Stored entries
───

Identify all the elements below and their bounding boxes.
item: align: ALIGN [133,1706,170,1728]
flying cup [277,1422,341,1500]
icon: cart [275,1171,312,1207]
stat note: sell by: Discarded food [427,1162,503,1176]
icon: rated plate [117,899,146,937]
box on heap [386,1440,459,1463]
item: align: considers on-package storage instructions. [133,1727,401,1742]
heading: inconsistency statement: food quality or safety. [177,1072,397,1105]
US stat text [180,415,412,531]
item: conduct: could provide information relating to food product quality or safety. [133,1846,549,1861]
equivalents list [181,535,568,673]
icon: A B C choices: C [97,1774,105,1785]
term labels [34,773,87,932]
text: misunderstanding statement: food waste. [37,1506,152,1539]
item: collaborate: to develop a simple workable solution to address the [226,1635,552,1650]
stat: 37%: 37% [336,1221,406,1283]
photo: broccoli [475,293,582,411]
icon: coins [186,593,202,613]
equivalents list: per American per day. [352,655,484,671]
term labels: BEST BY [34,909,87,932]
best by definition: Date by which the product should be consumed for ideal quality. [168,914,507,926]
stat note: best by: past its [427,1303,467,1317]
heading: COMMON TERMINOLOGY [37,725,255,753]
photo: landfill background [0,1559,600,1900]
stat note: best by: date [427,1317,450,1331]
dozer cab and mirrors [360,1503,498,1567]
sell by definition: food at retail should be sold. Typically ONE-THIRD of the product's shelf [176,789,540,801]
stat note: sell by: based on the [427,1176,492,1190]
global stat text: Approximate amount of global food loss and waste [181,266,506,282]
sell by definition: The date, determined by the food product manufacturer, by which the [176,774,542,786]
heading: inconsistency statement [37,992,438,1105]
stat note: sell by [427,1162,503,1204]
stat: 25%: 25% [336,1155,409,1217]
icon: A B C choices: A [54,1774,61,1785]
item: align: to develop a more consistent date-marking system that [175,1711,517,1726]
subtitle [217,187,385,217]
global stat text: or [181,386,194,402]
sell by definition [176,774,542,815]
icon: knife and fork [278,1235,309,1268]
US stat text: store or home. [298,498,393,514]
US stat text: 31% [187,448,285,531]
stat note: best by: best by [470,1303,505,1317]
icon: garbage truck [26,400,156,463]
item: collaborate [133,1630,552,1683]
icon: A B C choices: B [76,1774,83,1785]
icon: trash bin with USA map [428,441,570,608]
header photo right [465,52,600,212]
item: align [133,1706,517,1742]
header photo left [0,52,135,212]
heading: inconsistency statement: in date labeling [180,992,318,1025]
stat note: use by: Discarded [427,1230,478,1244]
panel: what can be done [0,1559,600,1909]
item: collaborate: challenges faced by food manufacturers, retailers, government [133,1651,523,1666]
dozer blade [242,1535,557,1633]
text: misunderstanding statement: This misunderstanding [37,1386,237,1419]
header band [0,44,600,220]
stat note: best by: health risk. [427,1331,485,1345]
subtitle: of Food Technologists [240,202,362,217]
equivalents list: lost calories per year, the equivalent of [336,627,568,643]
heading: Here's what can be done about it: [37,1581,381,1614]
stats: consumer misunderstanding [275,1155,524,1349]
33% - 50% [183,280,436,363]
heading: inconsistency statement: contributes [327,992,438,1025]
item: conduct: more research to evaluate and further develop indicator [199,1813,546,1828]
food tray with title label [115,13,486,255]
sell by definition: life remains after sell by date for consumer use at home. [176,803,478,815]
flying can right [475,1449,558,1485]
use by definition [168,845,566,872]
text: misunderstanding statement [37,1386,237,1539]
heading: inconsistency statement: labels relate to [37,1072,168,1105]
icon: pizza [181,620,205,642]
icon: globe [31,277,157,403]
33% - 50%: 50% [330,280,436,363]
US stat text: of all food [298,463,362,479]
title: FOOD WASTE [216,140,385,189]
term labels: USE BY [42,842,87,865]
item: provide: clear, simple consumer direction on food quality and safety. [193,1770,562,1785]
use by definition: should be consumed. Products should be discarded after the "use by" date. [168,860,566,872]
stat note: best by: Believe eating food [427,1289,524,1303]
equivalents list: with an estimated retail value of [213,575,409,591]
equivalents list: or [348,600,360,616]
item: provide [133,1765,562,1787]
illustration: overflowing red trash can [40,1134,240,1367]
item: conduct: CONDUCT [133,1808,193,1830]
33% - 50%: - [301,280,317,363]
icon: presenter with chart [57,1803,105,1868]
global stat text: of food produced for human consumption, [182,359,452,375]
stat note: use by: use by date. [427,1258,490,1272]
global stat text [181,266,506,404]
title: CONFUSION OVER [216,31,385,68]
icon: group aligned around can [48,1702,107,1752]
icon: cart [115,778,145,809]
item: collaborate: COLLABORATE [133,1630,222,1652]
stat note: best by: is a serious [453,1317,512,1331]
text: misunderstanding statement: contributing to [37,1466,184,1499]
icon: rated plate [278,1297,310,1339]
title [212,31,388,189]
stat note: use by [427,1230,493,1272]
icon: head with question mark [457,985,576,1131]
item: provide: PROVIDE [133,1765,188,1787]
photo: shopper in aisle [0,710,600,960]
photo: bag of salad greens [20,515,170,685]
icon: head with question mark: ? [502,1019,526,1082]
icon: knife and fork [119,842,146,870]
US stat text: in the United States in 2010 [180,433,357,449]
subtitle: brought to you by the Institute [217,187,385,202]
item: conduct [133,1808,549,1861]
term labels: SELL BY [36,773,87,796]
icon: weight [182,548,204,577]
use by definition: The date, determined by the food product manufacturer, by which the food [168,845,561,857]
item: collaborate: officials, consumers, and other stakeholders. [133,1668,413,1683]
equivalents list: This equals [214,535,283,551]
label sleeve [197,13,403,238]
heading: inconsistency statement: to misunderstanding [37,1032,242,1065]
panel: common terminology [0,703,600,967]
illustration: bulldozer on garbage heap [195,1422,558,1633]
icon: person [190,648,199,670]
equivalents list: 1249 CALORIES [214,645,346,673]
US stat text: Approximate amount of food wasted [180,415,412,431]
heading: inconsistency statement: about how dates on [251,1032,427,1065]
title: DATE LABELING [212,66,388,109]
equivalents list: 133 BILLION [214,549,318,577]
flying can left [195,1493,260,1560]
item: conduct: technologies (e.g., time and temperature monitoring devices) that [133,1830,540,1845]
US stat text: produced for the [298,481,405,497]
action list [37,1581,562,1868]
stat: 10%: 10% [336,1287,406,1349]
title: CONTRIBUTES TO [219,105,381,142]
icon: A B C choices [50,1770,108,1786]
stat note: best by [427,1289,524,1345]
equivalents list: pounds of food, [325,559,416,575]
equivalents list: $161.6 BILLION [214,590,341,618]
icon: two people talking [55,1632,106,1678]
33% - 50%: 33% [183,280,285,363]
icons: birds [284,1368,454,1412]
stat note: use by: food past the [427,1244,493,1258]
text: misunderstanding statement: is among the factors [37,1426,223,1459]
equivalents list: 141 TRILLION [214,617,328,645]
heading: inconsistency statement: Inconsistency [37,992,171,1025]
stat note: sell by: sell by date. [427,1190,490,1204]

───

## WHAT TO DO
Reproduce every one of the entries above, word for word and with each bounding box unchanged.

## COMPLETE OUTPUT
Identify all the elements below and their bounding boxes.
item: align: ALIGN [133,1706,170,1728]
flying cup [277,1422,341,1500]
icon: cart [275,1171,312,1207]
stat note: sell by: Discarded food [427,1162,503,1176]
icon: rated plate [117,899,146,937]
box on heap [386,1440,459,1463]
item: align: considers on-package storage instructions. [133,1727,401,1742]
heading: inconsistency statement: food quality or safety. [177,1072,397,1105]
US stat text [180,415,412,531]
item: conduct: could provide information relating to food product quality or safety. [133,1846,549,1861]
equivalents list [181,535,568,673]
icon: A B C choices: C [97,1774,105,1785]
term labels [34,773,87,932]
text: misunderstanding statement: food waste. [37,1506,152,1539]
item: collaborate: to develop a simple workable solution to address the [226,1635,552,1650]
stat: 37%: 37% [336,1221,406,1283]
photo: broccoli [475,293,582,411]
icon: coins [186,593,202,613]
equivalents list: per American per day. [352,655,484,671]
term labels: BEST BY [34,909,87,932]
best by definition: Date by which the product should be consumed for ideal quality. [168,914,507,926]
stat note: best by: past its [427,1303,467,1317]
heading: COMMON TERMINOLOGY [37,725,255,753]
photo: landfill background [0,1559,600,1900]
stat note: best by: date [427,1317,450,1331]
dozer cab and mirrors [360,1503,498,1567]
sell by definition: food at retail should be sold. Typically ONE-THIRD of the product's shelf [176,789,540,801]
stat note: sell by: based on the [427,1176,492,1190]
global stat text: Approximate amount of global food loss and waste [181,266,506,282]
sell by definition: The date, determined by the food product manufacturer, by which the [176,774,542,786]
heading: inconsistency statement [37,992,438,1105]
stat note: sell by [427,1162,503,1204]
stat: 25%: 25% [336,1155,409,1217]
icon: A B C choices: A [54,1774,61,1785]
item: align: to develop a more consistent date-marking system that [175,1711,517,1726]
subtitle [217,187,385,217]
global stat text: or [181,386,194,402]
sell by definition [176,774,542,815]
icon: knife and fork [278,1235,309,1268]
US stat text: store or home. [298,498,393,514]
US stat text: 31% [187,448,285,531]
stat note: best by: best by [470,1303,505,1317]
icon: garbage truck [26,400,156,463]
item: collaborate [133,1630,552,1683]
icon: A B C choices: B [76,1774,83,1785]
icon: trash bin with USA map [428,441,570,608]
header photo right [465,52,600,212]
item: align [133,1706,517,1742]
header photo left [0,52,135,212]
heading: inconsistency statement: in date labeling [180,992,318,1025]
stat note: use by: Discarded [427,1230,478,1244]
panel: what can be done [0,1559,600,1909]
item: collaborate: challenges faced by food manufacturers, retailers, government [133,1651,523,1666]
dozer blade [242,1535,557,1633]
text: misunderstanding statement: This misunderstanding [37,1386,237,1419]
header band [0,44,600,220]
stat note: best by: health risk. [427,1331,485,1345]
subtitle: of Food Technologists [240,202,362,217]
equivalents list: lost calories per year, the equivalent of [336,627,568,643]
heading: Here's what can be done about it: [37,1581,381,1614]
stats: consumer misunderstanding [275,1155,524,1349]
33% - 50% [183,280,436,363]
heading: inconsistency statement: contributes [327,992,438,1025]
item: conduct: more research to evaluate and further develop indicator [199,1813,546,1828]
food tray with title label [115,13,486,255]
sell by definition: life remains after sell by date for consumer use at home. [176,803,478,815]
flying can right [475,1449,558,1485]
use by definition [168,845,566,872]
text: misunderstanding statement [37,1386,237,1539]
heading: inconsistency statement: labels relate to [37,1072,168,1105]
icon: pizza [181,620,205,642]
icon: globe [31,277,157,403]
33% - 50%: 50% [330,280,436,363]
US stat text: of all food [298,463,362,479]
title: FOOD WASTE [216,140,385,189]
term labels: USE BY [42,842,87,865]
item: provide: clear, simple consumer direction on food quality and safety. [193,1770,562,1785]
use by definition: should be consumed. Products should be discarded after the "use by" date. [168,860,566,872]
stat note: best by: Believe eating food [427,1289,524,1303]
equivalents list: with an estimated retail value of [213,575,409,591]
equivalents list: or [348,600,360,616]
item: provide [133,1765,562,1787]
illustration: overflowing red trash can [40,1134,240,1367]
item: conduct: CONDUCT [133,1808,193,1830]
33% - 50%: - [301,280,317,363]
icon: presenter with chart [57,1803,105,1868]
global stat text: of food produced for human consumption, [182,359,452,375]
stat note: use by: use by date. [427,1258,490,1272]
global stat text [181,266,506,404]
title: CONFUSION OVER [216,31,385,68]
icon: group aligned around can [48,1702,107,1752]
icon: cart [115,778,145,809]
item: collaborate: COLLABORATE [133,1630,222,1652]
stat note: best by: is a serious [453,1317,512,1331]
text: misunderstanding statement: contributing to [37,1466,184,1499]
icon: rated plate [278,1297,310,1339]
title [212,31,388,189]
stat note: use by [427,1230,493,1272]
icon: head with question mark [457,985,576,1131]
item: provide: PROVIDE [133,1765,188,1787]
photo: shopper in aisle [0,710,600,960]
photo: bag of salad greens [20,515,170,685]
icon: head with question mark: ? [502,1019,526,1082]
icon: knife and fork [119,842,146,870]
US stat text: in the United States in 2010 [180,433,357,449]
subtitle: brought to you by the Institute [217,187,385,202]
item: conduct [133,1808,549,1861]
term labels: SELL BY [36,773,87,796]
icon: weight [182,548,204,577]
use by definition: The date, determined by the food product manufacturer, by which the food [168,845,561,857]
item: collaborate: officials, consumers, and other stakeholders. [133,1668,413,1683]
equivalents list: This equals [214,535,283,551]
label sleeve [197,13,403,238]
heading: inconsistency statement: to misunderstanding [37,1032,242,1065]
panel: common terminology [0,703,600,967]
illustration: bulldozer on garbage heap [195,1422,558,1633]
icon: person [190,648,199,670]
equivalents list: 1249 CALORIES [214,645,346,673]
US stat text: Approximate amount of food wasted [180,415,412,431]
heading: inconsistency statement: about how dates on [251,1032,427,1065]
title: DATE LABELING [212,66,388,109]
equivalents list: 133 BILLION [214,549,318,577]
flying can left [195,1493,260,1560]
item: conduct: technologies (e.g., time and temperature monitoring devices) that [133,1830,540,1845]
US stat text: produced for the [298,481,405,497]
action list [37,1581,562,1868]
stat: 10%: 10% [336,1287,406,1349]
title: CONTRIBUTES TO [219,105,381,142]
icon: A B C choices [50,1770,108,1786]
stat note: best by [427,1289,524,1345]
equivalents list: pounds of food, [325,559,416,575]
equivalents list: $161.6 BILLION [214,590,341,618]
icon: two people talking [55,1632,106,1678]
33% - 50%: 33% [183,280,285,363]
icons: birds [284,1368,454,1412]
stat note: use by: food past the [427,1244,493,1258]
text: misunderstanding statement: is among the factors [37,1426,223,1459]
equivalents list: 141 TRILLION [214,617,328,645]
heading: inconsistency statement: Inconsistency [37,992,171,1025]
stat note: sell by: sell by date. [427,1190,490,1204]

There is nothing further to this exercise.